Task to complete: In the material below, find all lines with the string "content" and copy them.
BEGIN Stored rows
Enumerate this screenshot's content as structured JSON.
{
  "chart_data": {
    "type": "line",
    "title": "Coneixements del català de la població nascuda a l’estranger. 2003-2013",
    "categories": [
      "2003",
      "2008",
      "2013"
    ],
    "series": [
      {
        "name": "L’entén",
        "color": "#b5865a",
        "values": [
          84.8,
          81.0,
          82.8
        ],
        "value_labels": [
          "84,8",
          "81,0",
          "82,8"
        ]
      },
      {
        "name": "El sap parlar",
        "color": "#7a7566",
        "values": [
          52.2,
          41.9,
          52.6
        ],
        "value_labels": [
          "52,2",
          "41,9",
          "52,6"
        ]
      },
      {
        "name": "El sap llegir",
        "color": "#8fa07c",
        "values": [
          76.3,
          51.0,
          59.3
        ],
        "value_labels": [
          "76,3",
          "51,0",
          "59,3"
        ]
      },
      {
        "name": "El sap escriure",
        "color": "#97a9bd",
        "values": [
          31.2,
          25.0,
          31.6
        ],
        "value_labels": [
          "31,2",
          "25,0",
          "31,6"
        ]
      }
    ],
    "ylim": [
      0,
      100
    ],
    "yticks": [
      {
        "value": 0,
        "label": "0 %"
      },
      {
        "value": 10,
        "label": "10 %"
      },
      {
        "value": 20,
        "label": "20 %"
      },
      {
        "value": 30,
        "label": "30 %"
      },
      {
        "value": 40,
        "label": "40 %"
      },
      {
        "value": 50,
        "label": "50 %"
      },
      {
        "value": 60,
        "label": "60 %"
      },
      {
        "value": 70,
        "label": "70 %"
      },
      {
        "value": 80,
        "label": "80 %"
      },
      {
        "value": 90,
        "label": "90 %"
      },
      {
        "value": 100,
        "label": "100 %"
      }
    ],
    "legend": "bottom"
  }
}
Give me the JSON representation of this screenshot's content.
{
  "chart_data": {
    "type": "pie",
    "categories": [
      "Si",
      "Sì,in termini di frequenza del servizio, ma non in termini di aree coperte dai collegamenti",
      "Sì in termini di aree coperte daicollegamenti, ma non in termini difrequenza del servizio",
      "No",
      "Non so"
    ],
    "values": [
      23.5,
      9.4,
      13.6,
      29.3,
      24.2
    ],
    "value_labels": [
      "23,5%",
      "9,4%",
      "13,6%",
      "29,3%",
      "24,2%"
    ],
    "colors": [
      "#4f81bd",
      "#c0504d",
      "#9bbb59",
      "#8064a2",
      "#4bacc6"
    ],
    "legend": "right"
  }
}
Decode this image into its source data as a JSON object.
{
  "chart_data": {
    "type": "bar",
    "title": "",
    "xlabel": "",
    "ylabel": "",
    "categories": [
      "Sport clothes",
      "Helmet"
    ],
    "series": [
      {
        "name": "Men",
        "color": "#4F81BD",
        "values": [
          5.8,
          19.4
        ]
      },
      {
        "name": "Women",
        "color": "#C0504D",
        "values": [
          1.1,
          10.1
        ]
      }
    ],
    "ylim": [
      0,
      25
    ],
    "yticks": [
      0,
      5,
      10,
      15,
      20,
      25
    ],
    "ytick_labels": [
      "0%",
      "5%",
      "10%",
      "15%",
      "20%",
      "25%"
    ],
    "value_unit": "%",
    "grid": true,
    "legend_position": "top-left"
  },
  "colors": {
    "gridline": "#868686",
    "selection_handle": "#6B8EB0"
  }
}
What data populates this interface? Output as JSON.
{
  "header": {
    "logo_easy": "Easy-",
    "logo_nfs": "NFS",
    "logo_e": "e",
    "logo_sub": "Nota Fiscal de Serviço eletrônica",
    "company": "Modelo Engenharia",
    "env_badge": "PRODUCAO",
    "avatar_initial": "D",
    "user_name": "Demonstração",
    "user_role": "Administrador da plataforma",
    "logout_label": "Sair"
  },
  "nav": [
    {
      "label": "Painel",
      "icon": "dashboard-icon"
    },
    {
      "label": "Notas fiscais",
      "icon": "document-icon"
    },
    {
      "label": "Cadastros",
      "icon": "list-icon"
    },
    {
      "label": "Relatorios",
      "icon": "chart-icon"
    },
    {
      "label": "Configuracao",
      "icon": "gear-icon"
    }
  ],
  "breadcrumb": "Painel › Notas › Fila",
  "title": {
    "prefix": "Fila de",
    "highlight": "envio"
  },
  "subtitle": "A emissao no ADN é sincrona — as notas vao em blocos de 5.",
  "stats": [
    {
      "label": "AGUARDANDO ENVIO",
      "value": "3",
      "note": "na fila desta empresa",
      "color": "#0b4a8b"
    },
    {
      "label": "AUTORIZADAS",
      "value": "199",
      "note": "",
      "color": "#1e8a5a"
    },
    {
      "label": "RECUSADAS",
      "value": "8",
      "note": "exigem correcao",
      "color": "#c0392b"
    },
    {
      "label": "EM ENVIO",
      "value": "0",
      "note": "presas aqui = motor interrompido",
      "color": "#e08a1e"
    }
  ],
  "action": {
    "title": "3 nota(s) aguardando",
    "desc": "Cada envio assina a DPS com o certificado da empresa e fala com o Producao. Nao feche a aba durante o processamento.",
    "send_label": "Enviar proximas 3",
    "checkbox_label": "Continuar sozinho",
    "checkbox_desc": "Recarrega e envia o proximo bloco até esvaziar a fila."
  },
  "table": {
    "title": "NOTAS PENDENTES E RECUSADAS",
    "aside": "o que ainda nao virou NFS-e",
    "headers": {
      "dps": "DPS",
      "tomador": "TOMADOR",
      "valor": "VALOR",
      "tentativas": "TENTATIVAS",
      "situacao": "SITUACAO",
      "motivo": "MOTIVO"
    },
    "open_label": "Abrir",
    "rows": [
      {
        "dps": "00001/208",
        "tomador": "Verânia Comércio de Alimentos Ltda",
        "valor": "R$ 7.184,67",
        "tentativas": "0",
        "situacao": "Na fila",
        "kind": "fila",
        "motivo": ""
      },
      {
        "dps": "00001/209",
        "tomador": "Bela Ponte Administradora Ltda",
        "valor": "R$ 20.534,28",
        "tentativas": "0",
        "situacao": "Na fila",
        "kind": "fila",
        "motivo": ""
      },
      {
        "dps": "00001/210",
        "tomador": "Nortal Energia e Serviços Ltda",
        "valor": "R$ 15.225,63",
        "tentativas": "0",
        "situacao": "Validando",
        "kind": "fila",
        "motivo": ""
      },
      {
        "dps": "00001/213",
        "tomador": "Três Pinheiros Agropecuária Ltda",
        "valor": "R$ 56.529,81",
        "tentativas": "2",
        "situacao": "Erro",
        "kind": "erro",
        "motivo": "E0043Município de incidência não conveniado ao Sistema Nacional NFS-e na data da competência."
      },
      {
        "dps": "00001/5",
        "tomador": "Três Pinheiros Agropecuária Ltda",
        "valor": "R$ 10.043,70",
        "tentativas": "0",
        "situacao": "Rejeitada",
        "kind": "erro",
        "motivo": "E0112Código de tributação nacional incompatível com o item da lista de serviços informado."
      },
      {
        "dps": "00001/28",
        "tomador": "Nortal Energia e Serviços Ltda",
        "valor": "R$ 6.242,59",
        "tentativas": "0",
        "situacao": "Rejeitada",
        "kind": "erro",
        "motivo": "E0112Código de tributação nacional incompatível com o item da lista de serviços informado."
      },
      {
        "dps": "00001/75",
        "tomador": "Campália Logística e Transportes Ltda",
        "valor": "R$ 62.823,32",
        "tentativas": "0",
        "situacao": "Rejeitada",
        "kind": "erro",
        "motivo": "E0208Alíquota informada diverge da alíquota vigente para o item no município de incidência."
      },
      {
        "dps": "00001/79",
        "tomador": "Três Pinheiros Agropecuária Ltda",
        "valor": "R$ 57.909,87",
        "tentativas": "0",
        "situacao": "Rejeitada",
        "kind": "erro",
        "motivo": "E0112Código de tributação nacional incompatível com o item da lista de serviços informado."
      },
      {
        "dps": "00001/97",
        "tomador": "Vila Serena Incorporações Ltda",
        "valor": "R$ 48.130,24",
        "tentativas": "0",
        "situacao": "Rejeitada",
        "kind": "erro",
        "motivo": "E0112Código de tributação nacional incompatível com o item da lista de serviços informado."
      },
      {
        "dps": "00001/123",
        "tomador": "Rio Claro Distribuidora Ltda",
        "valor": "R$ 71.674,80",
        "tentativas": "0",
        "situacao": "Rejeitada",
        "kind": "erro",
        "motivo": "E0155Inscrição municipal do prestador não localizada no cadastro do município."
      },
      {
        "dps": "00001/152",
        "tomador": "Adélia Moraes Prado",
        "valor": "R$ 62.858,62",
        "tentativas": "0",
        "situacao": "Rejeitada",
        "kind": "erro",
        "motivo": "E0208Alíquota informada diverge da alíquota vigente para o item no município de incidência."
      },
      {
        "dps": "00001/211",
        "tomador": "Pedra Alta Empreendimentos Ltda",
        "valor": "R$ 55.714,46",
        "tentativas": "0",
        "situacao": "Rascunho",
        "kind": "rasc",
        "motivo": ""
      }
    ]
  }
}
END Stored rows
Output:
Enumerate this screenshot's content as structured JSON.
Give me the JSON representation of this screenshot's content.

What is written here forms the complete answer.